Information shown:
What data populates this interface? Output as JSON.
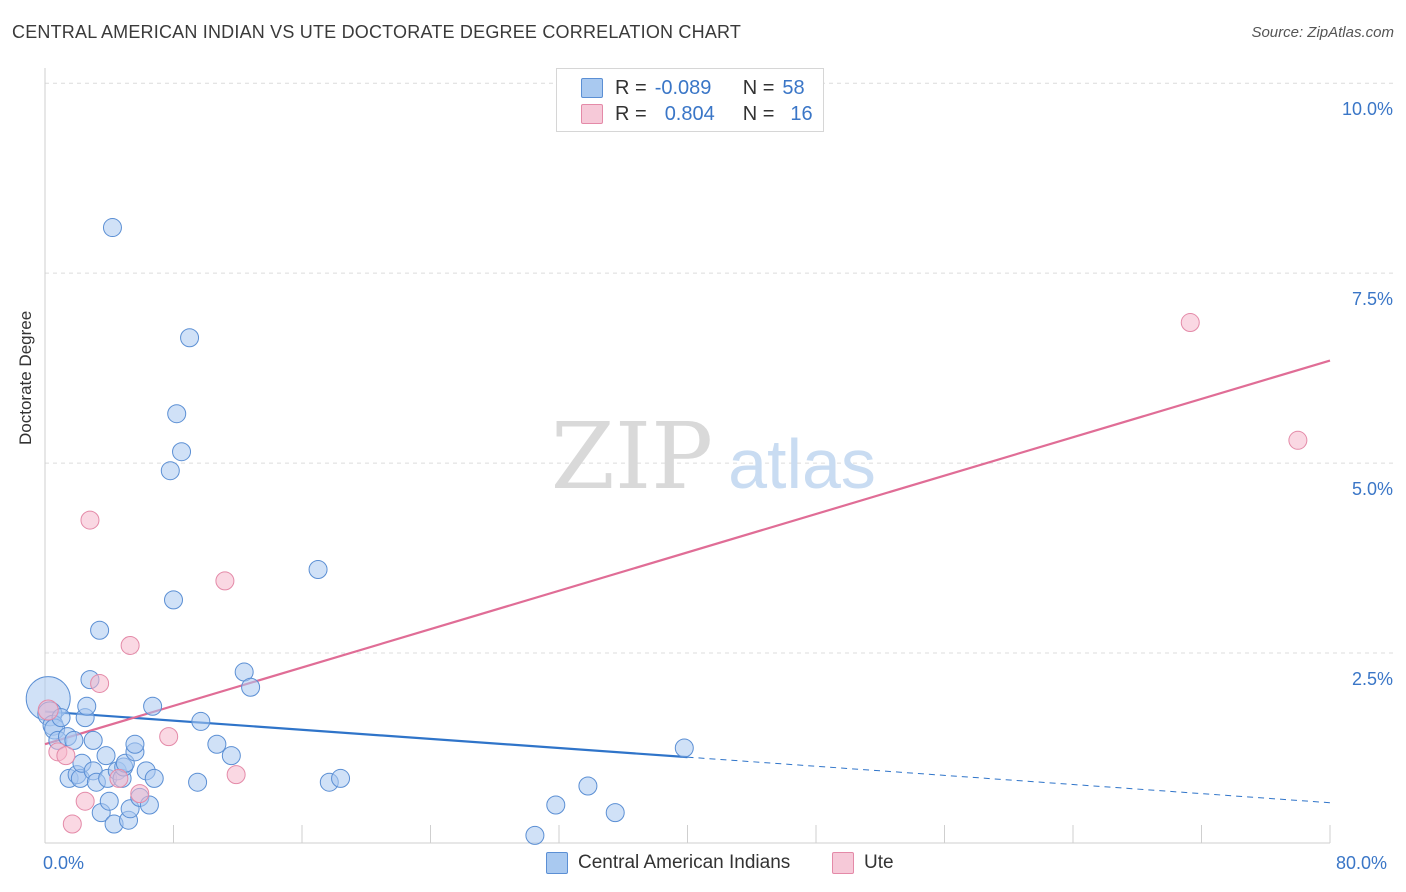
{
  "header": {
    "title": "CENTRAL AMERICAN INDIAN VS UTE DOCTORATE DEGREE CORRELATION CHART",
    "source": "Source: ZipAtlas.com"
  },
  "watermark": {
    "zip": "ZIP",
    "atlas": "atlas"
  },
  "legend": {
    "rows": [
      {
        "r_label": "R =",
        "r_value": "-0.089",
        "n_label": "N =",
        "n_value": "58",
        "color": "#a9c9f0"
      },
      {
        "r_label": "R =",
        "r_value": "0.804",
        "n_label": "N =",
        "n_value": "16",
        "color": "#f6b8cc"
      }
    ]
  },
  "bottom_legend": {
    "series1": "Central American Indians",
    "series2": "Ute"
  },
  "axis": {
    "x_min_label": "0.0%",
    "x_max_label": "80.0%",
    "y_ticks": [
      "2.5%",
      "5.0%",
      "7.5%",
      "10.0%"
    ],
    "ylabel": "Doctorate Degree"
  },
  "chart_data": {
    "type": "scatter",
    "title": "CENTRAL AMERICAN INDIAN VS UTE DOCTORATE DEGREE CORRELATION CHART",
    "xlabel": "",
    "ylabel": "Doctorate Degree",
    "xlim": [
      0,
      80
    ],
    "ylim": [
      0,
      10.2
    ],
    "y_tick_values": [
      2.5,
      5.0,
      7.5,
      10.0
    ],
    "grid": true,
    "series": [
      {
        "name": "Central American Indians",
        "color": "#a9c9f0",
        "stroke": "#5b8fd4",
        "line_color": "#2f74c9",
        "R": -0.089,
        "N": 58,
        "trend": {
          "x0": 0,
          "y0": 1.73,
          "x1": 40,
          "y1": 1.13,
          "x_dash_end": 80,
          "y_dash_end": 0.53
        },
        "points": [
          [
            0.2,
            1.9,
            22
          ],
          [
            0.3,
            1.7,
            12
          ],
          [
            0.5,
            1.55,
            10
          ],
          [
            0.6,
            1.5,
            10
          ],
          [
            0.8,
            1.35,
            9
          ],
          [
            1.0,
            1.65,
            9
          ],
          [
            1.4,
            1.4,
            9
          ],
          [
            1.8,
            1.35,
            9
          ],
          [
            1.5,
            0.85,
            9
          ],
          [
            2.0,
            0.9,
            9
          ],
          [
            2.2,
            0.85,
            9
          ],
          [
            2.3,
            1.05,
            9
          ],
          [
            2.5,
            1.65,
            9
          ],
          [
            2.6,
            1.8,
            9
          ],
          [
            2.8,
            2.15,
            9
          ],
          [
            3.0,
            0.95,
            9
          ],
          [
            3.0,
            1.35,
            9
          ],
          [
            3.2,
            0.8,
            9
          ],
          [
            3.4,
            2.8,
            9
          ],
          [
            3.5,
            0.4,
            9
          ],
          [
            3.8,
            1.15,
            9
          ],
          [
            3.9,
            0.85,
            9
          ],
          [
            4.0,
            0.55,
            9
          ],
          [
            4.3,
            0.25,
            9
          ],
          [
            4.5,
            0.95,
            9
          ],
          [
            4.8,
            0.85,
            9
          ],
          [
            4.9,
            1.0,
            9
          ],
          [
            5.0,
            1.05,
            9
          ],
          [
            5.2,
            0.3,
            9
          ],
          [
            5.3,
            0.45,
            9
          ],
          [
            5.6,
            1.2,
            9
          ],
          [
            5.6,
            1.3,
            9
          ],
          [
            5.9,
            0.6,
            9
          ],
          [
            6.3,
            0.95,
            9
          ],
          [
            6.5,
            0.5,
            9
          ],
          [
            6.7,
            1.8,
            9
          ],
          [
            6.8,
            0.85,
            9
          ],
          [
            4.2,
            8.1,
            9
          ],
          [
            7.8,
            4.9,
            9
          ],
          [
            8.0,
            3.2,
            9
          ],
          [
            8.2,
            5.65,
            9
          ],
          [
            8.5,
            5.15,
            9
          ],
          [
            9.0,
            6.65,
            9
          ],
          [
            9.5,
            0.8,
            9
          ],
          [
            9.7,
            1.6,
            9
          ],
          [
            10.7,
            1.3,
            9
          ],
          [
            11.6,
            1.15,
            9
          ],
          [
            12.4,
            2.25,
            9
          ],
          [
            12.8,
            2.05,
            9
          ],
          [
            17.0,
            3.6,
            9
          ],
          [
            17.7,
            0.8,
            9
          ],
          [
            18.4,
            0.85,
            9
          ],
          [
            30.5,
            0.1,
            9
          ],
          [
            31.8,
            0.5,
            9
          ],
          [
            33.8,
            0.75,
            9
          ],
          [
            35.5,
            0.4,
            9
          ],
          [
            39.8,
            1.25,
            9
          ]
        ]
      },
      {
        "name": "Ute",
        "color": "#f6b8cc",
        "stroke": "#e48aa8",
        "line_color": "#e06d96",
        "R": 0.804,
        "N": 16,
        "trend": {
          "x0": 0,
          "y0": 1.3,
          "x1": 80,
          "y1": 6.35
        },
        "points": [
          [
            0.2,
            1.75,
            10
          ],
          [
            0.8,
            1.2,
            9
          ],
          [
            1.3,
            1.15,
            9
          ],
          [
            1.7,
            0.25,
            9
          ],
          [
            2.5,
            0.55,
            9
          ],
          [
            2.8,
            4.25,
            9
          ],
          [
            3.4,
            2.1,
            9
          ],
          [
            4.6,
            0.85,
            9
          ],
          [
            5.3,
            2.6,
            9
          ],
          [
            5.9,
            0.65,
            9
          ],
          [
            7.7,
            1.4,
            9
          ],
          [
            11.2,
            3.45,
            9
          ],
          [
            11.9,
            0.9,
            9
          ],
          [
            71.3,
            6.85,
            9
          ],
          [
            78.0,
            5.3,
            9
          ]
        ]
      }
    ]
  }
}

Problem details:
Transcribe each line above verbatim, with the pictures left out.

Solution for this exercise:
What data populates this interface? Output as JSON.
{
  "header": {
    "title": "CENTRAL AMERICAN INDIAN VS UTE DOCTORATE DEGREE CORRELATION CHART",
    "source": "Source: ZipAtlas.com"
  },
  "watermark": {
    "zip": "ZIP",
    "atlas": "atlas"
  },
  "legend": {
    "rows": [
      {
        "r_label": "R =",
        "r_value": "-0.089",
        "n_label": "N =",
        "n_value": "58",
        "color": "#a9c9f0"
      },
      {
        "r_label": "R =",
        "r_value": "0.804",
        "n_label": "N =",
        "n_value": "16",
        "color": "#f6b8cc"
      }
    ]
  },
  "bottom_legend": {
    "series1": "Central American Indians",
    "series2": "Ute"
  },
  "axis": {
    "x_min_label": "0.0%",
    "x_max_label": "80.0%",
    "y_ticks": [
      "2.5%",
      "5.0%",
      "7.5%",
      "10.0%"
    ],
    "ylabel": "Doctorate Degree"
  },
  "chart_data": {
    "type": "scatter",
    "title": "CENTRAL AMERICAN INDIAN VS UTE DOCTORATE DEGREE CORRELATION CHART",
    "xlabel": "",
    "ylabel": "Doctorate Degree",
    "xlim": [
      0,
      80
    ],
    "ylim": [
      0,
      10.2
    ],
    "y_tick_values": [
      2.5,
      5.0,
      7.5,
      10.0
    ],
    "grid": true,
    "series": [
      {
        "name": "Central American Indians",
        "color": "#a9c9f0",
        "stroke": "#5b8fd4",
        "line_color": "#2f74c9",
        "R": -0.089,
        "N": 58,
        "trend": {
          "x0": 0,
          "y0": 1.73,
          "x1": 40,
          "y1": 1.13,
          "x_dash_end": 80,
          "y_dash_end": 0.53
        },
        "points": [
          [
            0.2,
            1.9,
            22
          ],
          [
            0.3,
            1.7,
            12
          ],
          [
            0.5,
            1.55,
            10
          ],
          [
            0.6,
            1.5,
            10
          ],
          [
            0.8,
            1.35,
            9
          ],
          [
            1.0,
            1.65,
            9
          ],
          [
            1.4,
            1.4,
            9
          ],
          [
            1.8,
            1.35,
            9
          ],
          [
            1.5,
            0.85,
            9
          ],
          [
            2.0,
            0.9,
            9
          ],
          [
            2.2,
            0.85,
            9
          ],
          [
            2.3,
            1.05,
            9
          ],
          [
            2.5,
            1.65,
            9
          ],
          [
            2.6,
            1.8,
            9
          ],
          [
            2.8,
            2.15,
            9
          ],
          [
            3.0,
            0.95,
            9
          ],
          [
            3.0,
            1.35,
            9
          ],
          [
            3.2,
            0.8,
            9
          ],
          [
            3.4,
            2.8,
            9
          ],
          [
            3.5,
            0.4,
            9
          ],
          [
            3.8,
            1.15,
            9
          ],
          [
            3.9,
            0.85,
            9
          ],
          [
            4.0,
            0.55,
            9
          ],
          [
            4.3,
            0.25,
            9
          ],
          [
            4.5,
            0.95,
            9
          ],
          [
            4.8,
            0.85,
            9
          ],
          [
            4.9,
            1.0,
            9
          ],
          [
            5.0,
            1.05,
            9
          ],
          [
            5.2,
            0.3,
            9
          ],
          [
            5.3,
            0.45,
            9
          ],
          [
            5.6,
            1.2,
            9
          ],
          [
            5.6,
            1.3,
            9
          ],
          [
            5.9,
            0.6,
            9
          ],
          [
            6.3,
            0.95,
            9
          ],
          [
            6.5,
            0.5,
            9
          ],
          [
            6.7,
            1.8,
            9
          ],
          [
            6.8,
            0.85,
            9
          ],
          [
            4.2,
            8.1,
            9
          ],
          [
            7.8,
            4.9,
            9
          ],
          [
            8.0,
            3.2,
            9
          ],
          [
            8.2,
            5.65,
            9
          ],
          [
            8.5,
            5.15,
            9
          ],
          [
            9.0,
            6.65,
            9
          ],
          [
            9.5,
            0.8,
            9
          ],
          [
            9.7,
            1.6,
            9
          ],
          [
            10.7,
            1.3,
            9
          ],
          [
            11.6,
            1.15,
            9
          ],
          [
            12.4,
            2.25,
            9
          ],
          [
            12.8,
            2.05,
            9
          ],
          [
            17.0,
            3.6,
            9
          ],
          [
            17.7,
            0.8,
            9
          ],
          [
            18.4,
            0.85,
            9
          ],
          [
            30.5,
            0.1,
            9
          ],
          [
            31.8,
            0.5,
            9
          ],
          [
            33.8,
            0.75,
            9
          ],
          [
            35.5,
            0.4,
            9
          ],
          [
            39.8,
            1.25,
            9
          ]
        ]
      },
      {
        "name": "Ute",
        "color": "#f6b8cc",
        "stroke": "#e48aa8",
        "line_color": "#e06d96",
        "R": 0.804,
        "N": 16,
        "trend": {
          "x0": 0,
          "y0": 1.3,
          "x1": 80,
          "y1": 6.35
        },
        "points": [
          [
            0.2,
            1.75,
            10
          ],
          [
            0.8,
            1.2,
            9
          ],
          [
            1.3,
            1.15,
            9
          ],
          [
            1.7,
            0.25,
            9
          ],
          [
            2.5,
            0.55,
            9
          ],
          [
            2.8,
            4.25,
            9
          ],
          [
            3.4,
            2.1,
            9
          ],
          [
            4.6,
            0.85,
            9
          ],
          [
            5.3,
            2.6,
            9
          ],
          [
            5.9,
            0.65,
            9
          ],
          [
            7.7,
            1.4,
            9
          ],
          [
            11.2,
            3.45,
            9
          ],
          [
            11.9,
            0.9,
            9
          ],
          [
            71.3,
            6.85,
            9
          ],
          [
            78.0,
            5.3,
            9
          ]
        ]
      }
    ]
  }
}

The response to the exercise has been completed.